● SET PROBLEM 1:
Answer these questions using the page text about the poet Tarō Naka:
(a) In what years was Tarō Naka born and when did he die?
(b) In what year did the collection Music come out?
(c) Who translated the poems in Music: Selected Poems?

● PAGE TEXT:
-- BEGIN --

Tarō Naka (1922-2014) is one of the most respected poets in post-war Japan, having won several major Japanese poetry prizes. His poetry reflects his life-long exploration of Buddhism, traditional and modern literature, language, art, and philosophy. He developed a poetics that paid attention to what he describes as the visual, phonetic, and historical aspects of words and how each word is a unique combination of these. The poems in this volume are selected from across his poetic output of some seventy years, ranging from his stark, uncompromising depictions of the war and its immediate aftermath to the formal experimentation of the 1965 collection often considered his magnum opus, Music – from which this book takes its title – and The First Emperor, his 2003 nō play. Music: Selected Poems, consisting of strong translations by Andrew Houwen and Chikako Nihei, and including an illuminating introduction, is the first book-length collection of Naka’s work in English.

-- END --

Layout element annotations
-- BEGIN --

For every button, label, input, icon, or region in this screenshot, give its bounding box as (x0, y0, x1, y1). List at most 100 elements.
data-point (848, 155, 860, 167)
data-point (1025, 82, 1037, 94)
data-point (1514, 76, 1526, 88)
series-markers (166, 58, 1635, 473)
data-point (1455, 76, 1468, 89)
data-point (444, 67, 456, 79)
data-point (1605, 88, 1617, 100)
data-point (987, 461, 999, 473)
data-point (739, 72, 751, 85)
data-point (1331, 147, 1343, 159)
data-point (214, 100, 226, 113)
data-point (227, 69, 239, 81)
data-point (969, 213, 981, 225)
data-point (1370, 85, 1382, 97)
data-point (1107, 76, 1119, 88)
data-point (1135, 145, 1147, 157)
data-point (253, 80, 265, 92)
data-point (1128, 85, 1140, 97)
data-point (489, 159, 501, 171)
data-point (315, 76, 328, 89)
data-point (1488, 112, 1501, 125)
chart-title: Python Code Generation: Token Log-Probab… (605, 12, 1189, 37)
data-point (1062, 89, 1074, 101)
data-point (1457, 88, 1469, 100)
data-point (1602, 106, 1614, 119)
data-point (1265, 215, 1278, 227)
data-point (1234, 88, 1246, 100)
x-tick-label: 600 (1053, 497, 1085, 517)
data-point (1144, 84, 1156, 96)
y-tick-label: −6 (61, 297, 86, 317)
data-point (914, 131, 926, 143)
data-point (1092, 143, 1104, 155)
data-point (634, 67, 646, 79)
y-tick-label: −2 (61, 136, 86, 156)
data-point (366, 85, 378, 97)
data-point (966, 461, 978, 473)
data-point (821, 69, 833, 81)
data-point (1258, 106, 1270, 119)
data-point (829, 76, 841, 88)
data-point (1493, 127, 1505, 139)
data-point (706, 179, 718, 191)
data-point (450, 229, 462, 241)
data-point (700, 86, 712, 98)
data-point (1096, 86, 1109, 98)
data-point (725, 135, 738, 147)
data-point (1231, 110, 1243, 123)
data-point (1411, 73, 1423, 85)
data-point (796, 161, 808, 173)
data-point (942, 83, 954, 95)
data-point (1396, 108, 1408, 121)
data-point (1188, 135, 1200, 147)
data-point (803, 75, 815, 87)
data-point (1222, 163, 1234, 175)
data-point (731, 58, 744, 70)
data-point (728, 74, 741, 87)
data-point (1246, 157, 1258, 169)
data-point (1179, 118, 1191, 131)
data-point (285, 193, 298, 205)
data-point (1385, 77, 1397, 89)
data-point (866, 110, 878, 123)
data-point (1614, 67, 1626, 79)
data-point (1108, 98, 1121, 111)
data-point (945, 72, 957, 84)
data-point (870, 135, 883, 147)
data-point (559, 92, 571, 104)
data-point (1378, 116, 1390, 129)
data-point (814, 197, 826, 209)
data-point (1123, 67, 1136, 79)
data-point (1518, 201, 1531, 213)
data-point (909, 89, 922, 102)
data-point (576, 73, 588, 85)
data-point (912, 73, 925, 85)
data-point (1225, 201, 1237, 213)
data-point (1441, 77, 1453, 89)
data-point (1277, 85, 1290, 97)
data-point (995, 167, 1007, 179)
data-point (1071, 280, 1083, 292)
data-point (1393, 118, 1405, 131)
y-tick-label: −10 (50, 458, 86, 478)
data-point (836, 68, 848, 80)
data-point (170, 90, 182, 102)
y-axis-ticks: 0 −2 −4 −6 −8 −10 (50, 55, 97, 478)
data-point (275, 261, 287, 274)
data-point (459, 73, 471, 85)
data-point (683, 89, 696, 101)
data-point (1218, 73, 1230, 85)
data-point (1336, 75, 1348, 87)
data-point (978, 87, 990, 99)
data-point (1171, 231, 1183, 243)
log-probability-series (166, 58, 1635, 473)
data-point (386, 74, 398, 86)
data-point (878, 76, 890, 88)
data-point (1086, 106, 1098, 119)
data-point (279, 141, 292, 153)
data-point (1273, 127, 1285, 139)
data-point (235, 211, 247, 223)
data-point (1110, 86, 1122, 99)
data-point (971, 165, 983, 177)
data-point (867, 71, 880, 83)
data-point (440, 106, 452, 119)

-- END --

● SET PROBLEM 2:
Write out the listing word for word, from its first line through the line containing "data-point (1234, 88, 1246, 100)", with both of those lines included.

● CORRECT ANSWER 1:
(a) He was born in 1922 and died in 2014.
(b) It came out in 1965.
(c) Andrew Houwen and Chikako Nihei translated them.

● CORRECT ANSWER 2:
For every button, label, input, icon, or region in this screenshot, give its bounding box as (x0, y0, x1, y1). List at most 100 elements.
data-point (848, 155, 860, 167)
data-point (1025, 82, 1037, 94)
data-point (1514, 76, 1526, 88)
series-markers (166, 58, 1635, 473)
data-point (1455, 76, 1468, 89)
data-point (444, 67, 456, 79)
data-point (1605, 88, 1617, 100)
data-point (987, 461, 999, 473)
data-point (739, 72, 751, 85)
data-point (1331, 147, 1343, 159)
data-point (214, 100, 226, 113)
data-point (227, 69, 239, 81)
data-point (969, 213, 981, 225)
data-point (1370, 85, 1382, 97)
data-point (1107, 76, 1119, 88)
data-point (1135, 145, 1147, 157)
data-point (253, 80, 265, 92)
data-point (1128, 85, 1140, 97)
data-point (489, 159, 501, 171)
data-point (315, 76, 328, 89)
data-point (1488, 112, 1501, 125)
chart-title: Python Code Generation: Token Log-Probab… (605, 12, 1189, 37)
data-point (1062, 89, 1074, 101)
data-point (1457, 88, 1469, 100)
data-point (1602, 106, 1614, 119)
data-point (1265, 215, 1278, 227)
data-point (1234, 88, 1246, 100)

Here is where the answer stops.